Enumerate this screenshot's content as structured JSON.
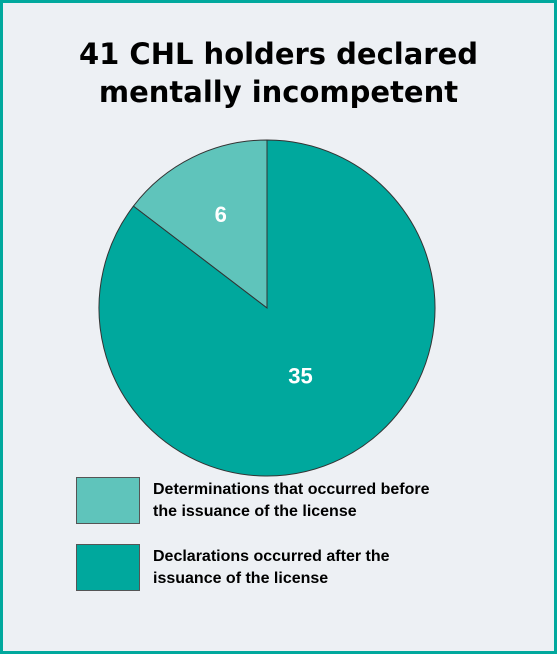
{
  "chart_data": {
    "type": "pie",
    "title": "41 CHL holders declared mentally incompetent",
    "title_lines": [
      "41 CHL holders declared",
      "mentally incompetent"
    ],
    "series": [
      {
        "name": "Determinations that occurred before the issuance of the license",
        "legend_lines": [
          "Determinations that occurred before",
          "the issuance of the license"
        ],
        "value": 6,
        "label": "6",
        "color": "#5fc4bb"
      },
      {
        "name": "Declarations occurred after the issuance of the license",
        "legend_lines": [
          "Declarations occurred after the",
          "issuance of the license"
        ],
        "value": 35,
        "label": "35",
        "color": "#00a89d"
      }
    ],
    "start_angle": "12 o'clock",
    "direction": "counterclockwise",
    "legend_placement": "bottom-left"
  },
  "colors": {
    "border": "#00a89d",
    "background": "#edf0f4",
    "slice_outline": "#333333",
    "data_label": "#ffffff"
  }
}
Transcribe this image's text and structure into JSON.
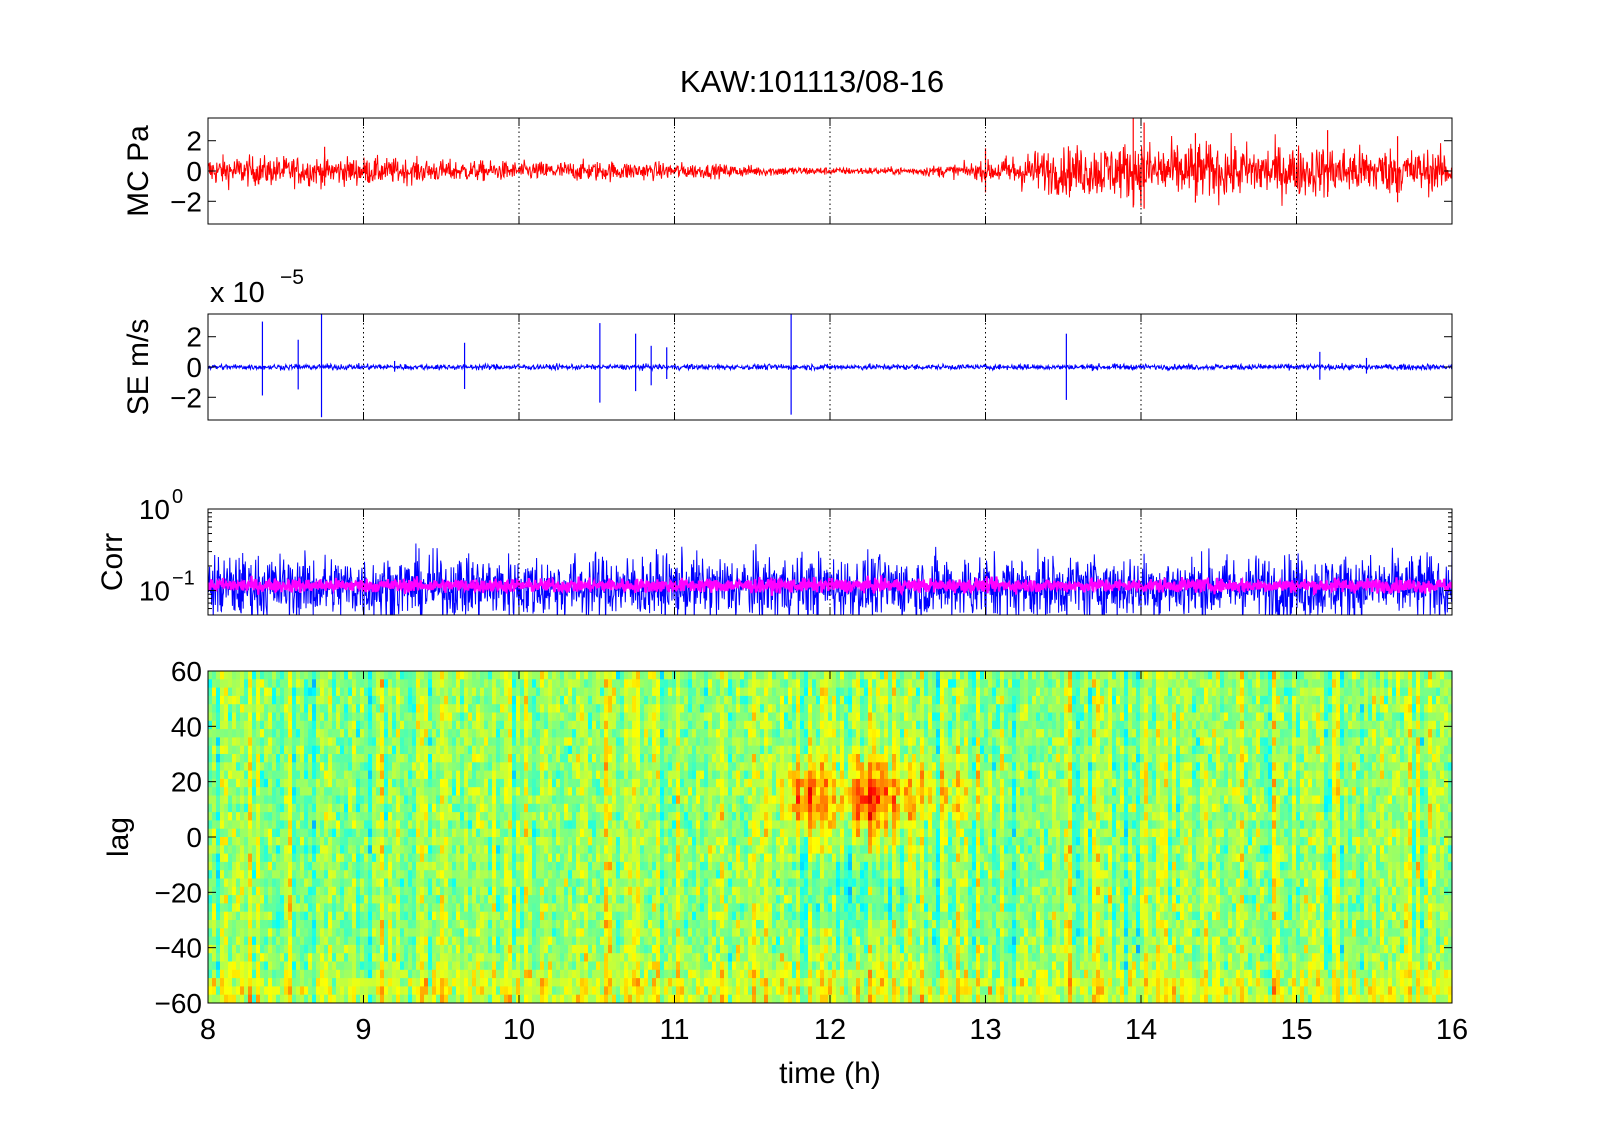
{
  "figure": {
    "title": "KAW:101113/08-16"
  },
  "chart_data": [
    {
      "type": "line",
      "ylabel": "MC Pa",
      "xlim": [
        8,
        16
      ],
      "ylim": [
        -3.5,
        3.5
      ],
      "yticks": [
        -2,
        0,
        2
      ],
      "ytick_labels": [
        "−2",
        "0",
        "2"
      ],
      "xticks": [
        8,
        9,
        10,
        11,
        12,
        13,
        14,
        15,
        16
      ],
      "xgrid": "dotted",
      "series": [
        {
          "color": "#ff0000",
          "style": "noise",
          "envelope": {
            "x": [
              8,
              8.5,
              9,
              9.5,
              10,
              10.5,
              11,
              11.5,
              12,
              12.5,
              13,
              13.2,
              13.5,
              14,
              14.5,
              15,
              15.5,
              16
            ],
            "amplitude": [
              0.8,
              0.8,
              0.75,
              0.6,
              0.5,
              0.55,
              0.45,
              0.3,
              0.2,
              0.2,
              0.5,
              1.0,
              1.3,
              1.6,
              1.5,
              1.4,
              1.3,
              1.1
            ]
          },
          "spikes": [
            [
              8.75,
              1.6
            ],
            [
              13.0,
              1.5
            ],
            [
              13.95,
              3.5
            ],
            [
              14.02,
              3.2
            ],
            [
              14.35,
              2.5
            ],
            [
              15.2,
              2.7
            ],
            [
              15.65,
              2.3
            ]
          ]
        }
      ]
    },
    {
      "type": "line",
      "ylabel": "SE m/s",
      "scale_label": "x 10",
      "scale_exponent": "−5",
      "xlim": [
        8,
        16
      ],
      "ylim": [
        -3.5,
        3.5
      ],
      "yticks": [
        -2,
        0,
        2
      ],
      "ytick_labels": [
        "−2",
        "0",
        "2"
      ],
      "xticks": [
        8,
        9,
        10,
        11,
        12,
        13,
        14,
        15,
        16
      ],
      "xgrid": "dotted",
      "series": [
        {
          "color": "#0000ff",
          "style": "noise",
          "envelope": {
            "x": [
              8,
              16
            ],
            "amplitude": [
              0.15,
              0.15
            ]
          },
          "spikes": [
            [
              8.35,
              3.0
            ],
            [
              8.58,
              1.8
            ],
            [
              8.73,
              3.5
            ],
            [
              9.2,
              0.4
            ],
            [
              9.65,
              1.6
            ],
            [
              10.52,
              2.9
            ],
            [
              10.75,
              2.2
            ],
            [
              10.85,
              1.4
            ],
            [
              10.95,
              1.3
            ],
            [
              11.75,
              3.5
            ],
            [
              13.52,
              2.2
            ],
            [
              15.15,
              1.0
            ],
            [
              15.45,
              0.6
            ]
          ]
        }
      ]
    },
    {
      "type": "line",
      "ylabel": "Corr",
      "yscale": "log",
      "xlim": [
        8,
        16
      ],
      "ylim": [
        0.05,
        1
      ],
      "yticks": [
        0.1,
        1
      ],
      "ytick_labels": [
        {
          "base": "10",
          "exp": "−1"
        },
        {
          "base": "10",
          "exp": "0"
        }
      ],
      "xticks": [
        8,
        9,
        10,
        11,
        12,
        13,
        14,
        15,
        16
      ],
      "xgrid": "dotted",
      "series": [
        {
          "color": "#0000ff",
          "style": "band",
          "center": 0.11,
          "spread_log": 0.28
        },
        {
          "color": "#ff00ff",
          "style": "band",
          "center": 0.115,
          "spread_log": 0.06
        }
      ]
    },
    {
      "type": "heatmap",
      "ylabel": "lag",
      "xlabel": "time (h)",
      "xlim": [
        8,
        16
      ],
      "ylim": [
        -60,
        60
      ],
      "yticks": [
        -60,
        -40,
        -20,
        0,
        20,
        40,
        60
      ],
      "ytick_labels": [
        "−60",
        "−40",
        "−20",
        "0",
        "20",
        "40",
        "60"
      ],
      "xticks": [
        8,
        9,
        10,
        11,
        12,
        13,
        14,
        15,
        16
      ],
      "xtick_labels": [
        "8",
        "9",
        "10",
        "11",
        "12",
        "13",
        "14",
        "15",
        "16"
      ],
      "colormap": "jet",
      "features": [
        {
          "x_range": [
            11.5,
            13.3
          ],
          "lag_center": 15,
          "intensity": "high",
          "peak_x": [
            11.85,
            12.25
          ]
        },
        {
          "x_range": [
            11.7,
            12.6
          ],
          "lag_center": -20,
          "intensity": "low"
        },
        {
          "x_range": [
            8,
            16
          ],
          "lag_center": -55,
          "intensity": "medium-high"
        }
      ]
    }
  ]
}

..........

Stated task
Which lines hold the string "declared"? Copy all of them from the data above.

Answer to the problem
    "title": "41 CHL holders declared mentally incompetent",
      "41 CHL holders declared",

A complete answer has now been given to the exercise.